* Objective
Examine the entries and show every line in which the word "document" is found.

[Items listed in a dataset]
───
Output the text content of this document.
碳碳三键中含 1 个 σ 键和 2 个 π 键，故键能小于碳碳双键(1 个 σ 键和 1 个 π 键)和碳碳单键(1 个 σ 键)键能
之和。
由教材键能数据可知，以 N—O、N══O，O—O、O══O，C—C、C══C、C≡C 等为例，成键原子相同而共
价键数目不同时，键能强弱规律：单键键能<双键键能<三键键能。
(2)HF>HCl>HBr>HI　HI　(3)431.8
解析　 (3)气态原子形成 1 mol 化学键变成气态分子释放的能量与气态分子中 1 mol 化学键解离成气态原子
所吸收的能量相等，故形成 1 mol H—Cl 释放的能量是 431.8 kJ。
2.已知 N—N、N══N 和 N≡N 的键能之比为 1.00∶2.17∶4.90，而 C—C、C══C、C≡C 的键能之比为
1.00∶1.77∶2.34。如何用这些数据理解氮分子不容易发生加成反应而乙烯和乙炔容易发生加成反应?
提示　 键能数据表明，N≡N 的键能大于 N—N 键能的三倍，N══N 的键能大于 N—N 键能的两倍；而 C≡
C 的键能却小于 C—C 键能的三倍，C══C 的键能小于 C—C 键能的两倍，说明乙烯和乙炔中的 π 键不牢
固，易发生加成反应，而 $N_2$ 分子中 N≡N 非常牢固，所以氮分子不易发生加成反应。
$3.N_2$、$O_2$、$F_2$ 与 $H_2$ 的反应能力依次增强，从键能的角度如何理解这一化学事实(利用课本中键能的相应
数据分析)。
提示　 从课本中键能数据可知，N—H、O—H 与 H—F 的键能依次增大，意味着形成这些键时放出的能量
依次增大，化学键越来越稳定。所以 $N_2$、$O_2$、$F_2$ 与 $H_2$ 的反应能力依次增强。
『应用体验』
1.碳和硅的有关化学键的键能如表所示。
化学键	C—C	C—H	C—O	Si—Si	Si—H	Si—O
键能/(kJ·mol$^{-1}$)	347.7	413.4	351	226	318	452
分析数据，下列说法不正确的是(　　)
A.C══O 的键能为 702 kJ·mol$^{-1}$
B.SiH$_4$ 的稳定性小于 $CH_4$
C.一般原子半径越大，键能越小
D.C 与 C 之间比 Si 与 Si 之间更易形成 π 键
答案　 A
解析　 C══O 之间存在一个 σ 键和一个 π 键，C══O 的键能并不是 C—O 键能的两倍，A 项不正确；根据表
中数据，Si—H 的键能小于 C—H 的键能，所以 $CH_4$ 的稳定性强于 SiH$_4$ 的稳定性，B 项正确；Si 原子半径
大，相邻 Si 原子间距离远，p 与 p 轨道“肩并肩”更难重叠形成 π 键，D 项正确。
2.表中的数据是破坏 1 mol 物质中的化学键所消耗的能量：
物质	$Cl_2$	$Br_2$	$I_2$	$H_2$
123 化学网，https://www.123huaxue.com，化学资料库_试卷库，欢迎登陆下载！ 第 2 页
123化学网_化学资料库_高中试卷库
───
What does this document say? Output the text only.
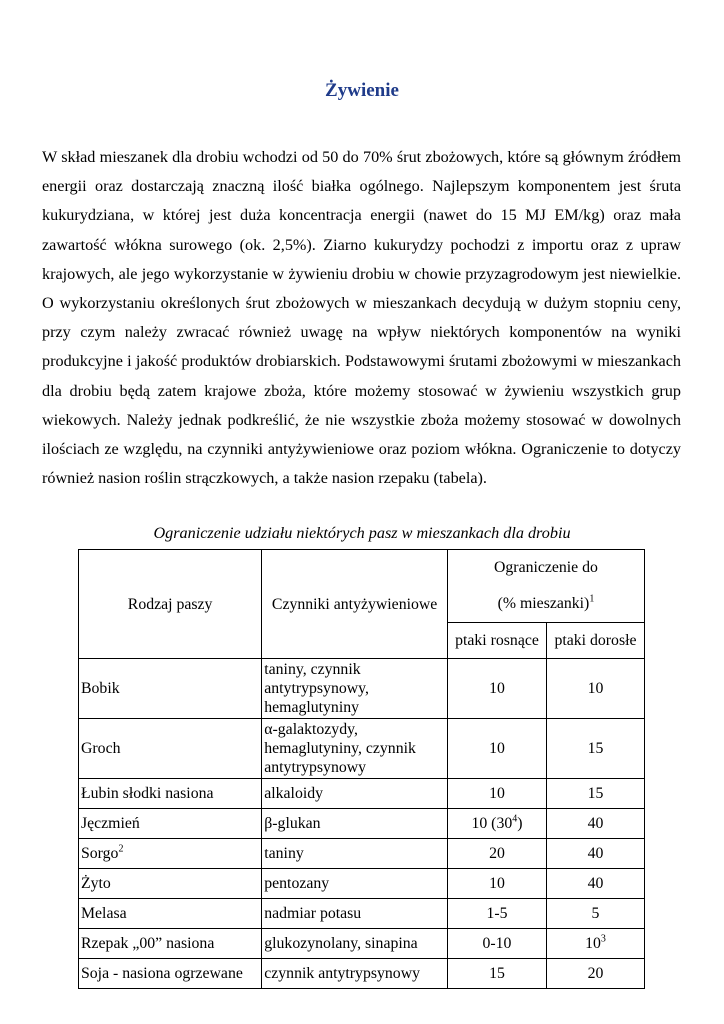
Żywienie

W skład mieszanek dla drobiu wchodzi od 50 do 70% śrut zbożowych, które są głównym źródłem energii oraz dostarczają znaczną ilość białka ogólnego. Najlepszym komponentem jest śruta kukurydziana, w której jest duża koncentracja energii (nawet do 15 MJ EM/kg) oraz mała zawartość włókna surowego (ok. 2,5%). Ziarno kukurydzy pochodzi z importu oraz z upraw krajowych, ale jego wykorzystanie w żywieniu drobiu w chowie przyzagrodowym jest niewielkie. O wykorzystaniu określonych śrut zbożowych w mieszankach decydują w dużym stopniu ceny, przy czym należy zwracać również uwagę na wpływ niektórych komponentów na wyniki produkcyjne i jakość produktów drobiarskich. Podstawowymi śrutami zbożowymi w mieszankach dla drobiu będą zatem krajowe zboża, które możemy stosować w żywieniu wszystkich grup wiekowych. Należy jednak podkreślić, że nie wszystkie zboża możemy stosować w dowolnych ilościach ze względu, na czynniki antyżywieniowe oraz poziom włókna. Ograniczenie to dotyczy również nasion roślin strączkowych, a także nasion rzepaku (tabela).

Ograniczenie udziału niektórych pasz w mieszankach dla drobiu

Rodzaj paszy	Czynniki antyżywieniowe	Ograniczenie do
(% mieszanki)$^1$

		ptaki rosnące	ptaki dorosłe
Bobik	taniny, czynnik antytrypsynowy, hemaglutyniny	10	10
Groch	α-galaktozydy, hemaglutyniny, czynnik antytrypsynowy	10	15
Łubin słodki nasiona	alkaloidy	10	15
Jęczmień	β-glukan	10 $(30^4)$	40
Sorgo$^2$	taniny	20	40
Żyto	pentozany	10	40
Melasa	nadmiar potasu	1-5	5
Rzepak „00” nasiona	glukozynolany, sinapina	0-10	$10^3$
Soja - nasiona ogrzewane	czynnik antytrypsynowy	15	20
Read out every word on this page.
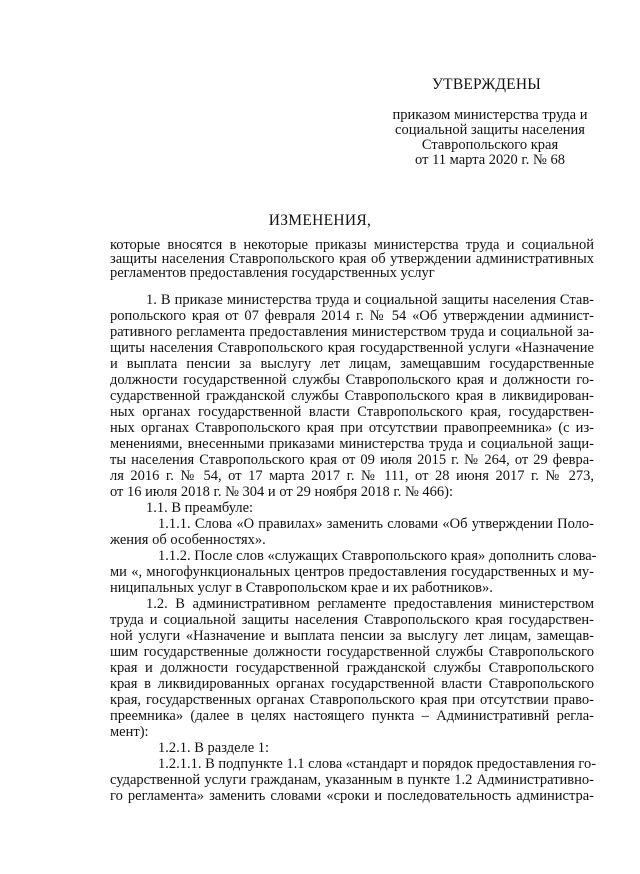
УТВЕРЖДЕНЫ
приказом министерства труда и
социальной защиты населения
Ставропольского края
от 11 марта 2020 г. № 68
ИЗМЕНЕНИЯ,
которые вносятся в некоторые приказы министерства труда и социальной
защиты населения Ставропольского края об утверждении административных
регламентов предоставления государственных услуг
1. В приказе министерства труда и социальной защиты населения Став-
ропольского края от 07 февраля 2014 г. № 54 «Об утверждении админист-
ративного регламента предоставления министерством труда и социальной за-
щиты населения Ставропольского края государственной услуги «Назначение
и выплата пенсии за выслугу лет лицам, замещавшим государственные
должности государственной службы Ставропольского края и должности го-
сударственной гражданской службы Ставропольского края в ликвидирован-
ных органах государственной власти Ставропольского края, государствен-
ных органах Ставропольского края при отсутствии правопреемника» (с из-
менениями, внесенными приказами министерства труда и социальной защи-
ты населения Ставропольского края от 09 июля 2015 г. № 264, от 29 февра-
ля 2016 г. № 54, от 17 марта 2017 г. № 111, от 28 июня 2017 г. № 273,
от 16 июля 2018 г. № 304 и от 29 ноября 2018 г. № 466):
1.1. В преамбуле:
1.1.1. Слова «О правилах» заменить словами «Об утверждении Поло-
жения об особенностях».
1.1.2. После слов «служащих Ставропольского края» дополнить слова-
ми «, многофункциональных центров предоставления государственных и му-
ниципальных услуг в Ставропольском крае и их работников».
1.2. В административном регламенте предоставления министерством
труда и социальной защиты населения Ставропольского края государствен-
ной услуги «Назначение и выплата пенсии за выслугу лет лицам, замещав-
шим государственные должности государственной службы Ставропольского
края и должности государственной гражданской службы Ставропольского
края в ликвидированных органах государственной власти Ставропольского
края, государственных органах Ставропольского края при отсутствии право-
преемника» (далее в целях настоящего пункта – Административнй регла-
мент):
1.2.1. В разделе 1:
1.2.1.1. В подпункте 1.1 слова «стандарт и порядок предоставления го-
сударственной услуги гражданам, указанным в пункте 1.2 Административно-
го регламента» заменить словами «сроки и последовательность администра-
───
* Solution to this problem
Output the text content of this document.
What does this document say? Output the text only.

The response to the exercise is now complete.